» Excerpted text:
++++++++++++++++++++

The culinary legacy of the Kampong China Peranakans


  • Food News
  • Thursday, 03 Oct 2019

A picture of the old houses on the river as they were when Rosita was growing up.

In her beautiful home in Kuala Lumpur, 73-year-old Rosita Abdullah Lau is bustling about her kitchen with the energy and vigour of a woman half her age.

“Come, try some of this,” she beckons as she ladles some chap chai into a little bowl.

“It’s delicious,” I say after a few mouthfuls and Rosita’s face breaks into a warm, gentle smile.

“You know, no two home cooks are the same. Every family does it differently, this is just my family’s way that I learnt when I was growing up,” she says.

And indeed, Rosita’s formative years left such an indelible impression on her that she published a book on her Peranakan Chinese community – the incredibly detailed Waterfront Heirlooms: Reflections Of The Kampong China Peranakan.

++++++++++++++++++++

» Supplied information:
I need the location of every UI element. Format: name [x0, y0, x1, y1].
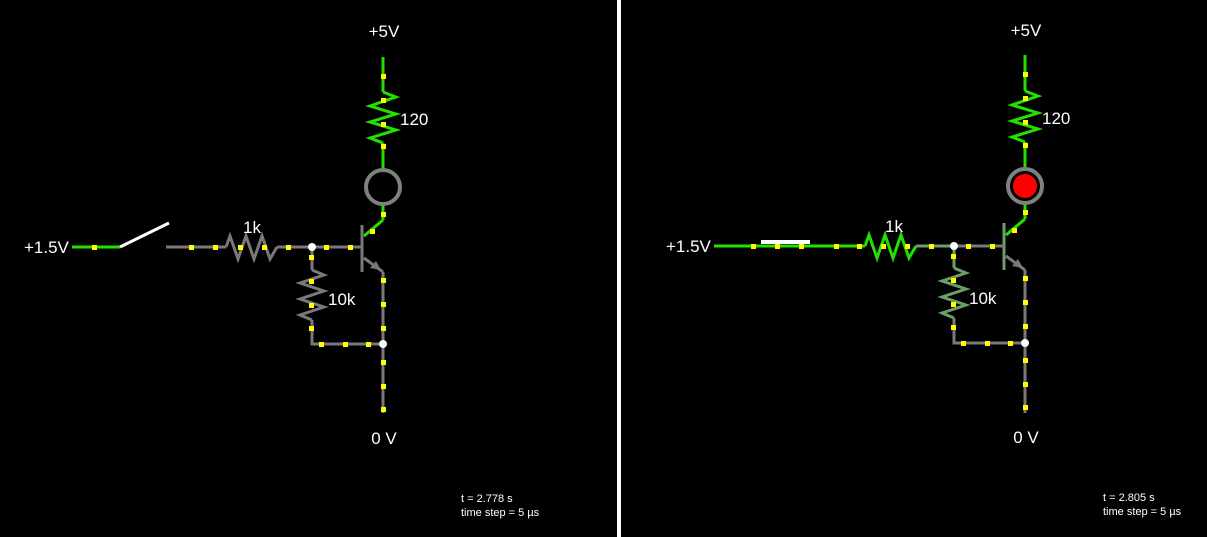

++++++++++++++++++++

» Stated task:
Reproduce the passage from the article on the Kampong China Peranakans between "The culinary legacy" and "a little bowl.", inclusive. The material is separate from the text about the Kampong China Peranakans and is not part of it.

» Result for this exercise:
The culinary legacy of the Kampong China Peranakans


  • Food News
  • Thursday, 03 Oct 2019

A picture of the old houses on the river as they were when Rosita was growing up.

In her beautiful home in Kuala Lumpur, 73-year-old Rosita Abdullah Lau is bustling about her kitchen with the energy and vigour of a woman half her age.

“Come, try some of this,” she beckons as she ladles some chap chai into a little bowl.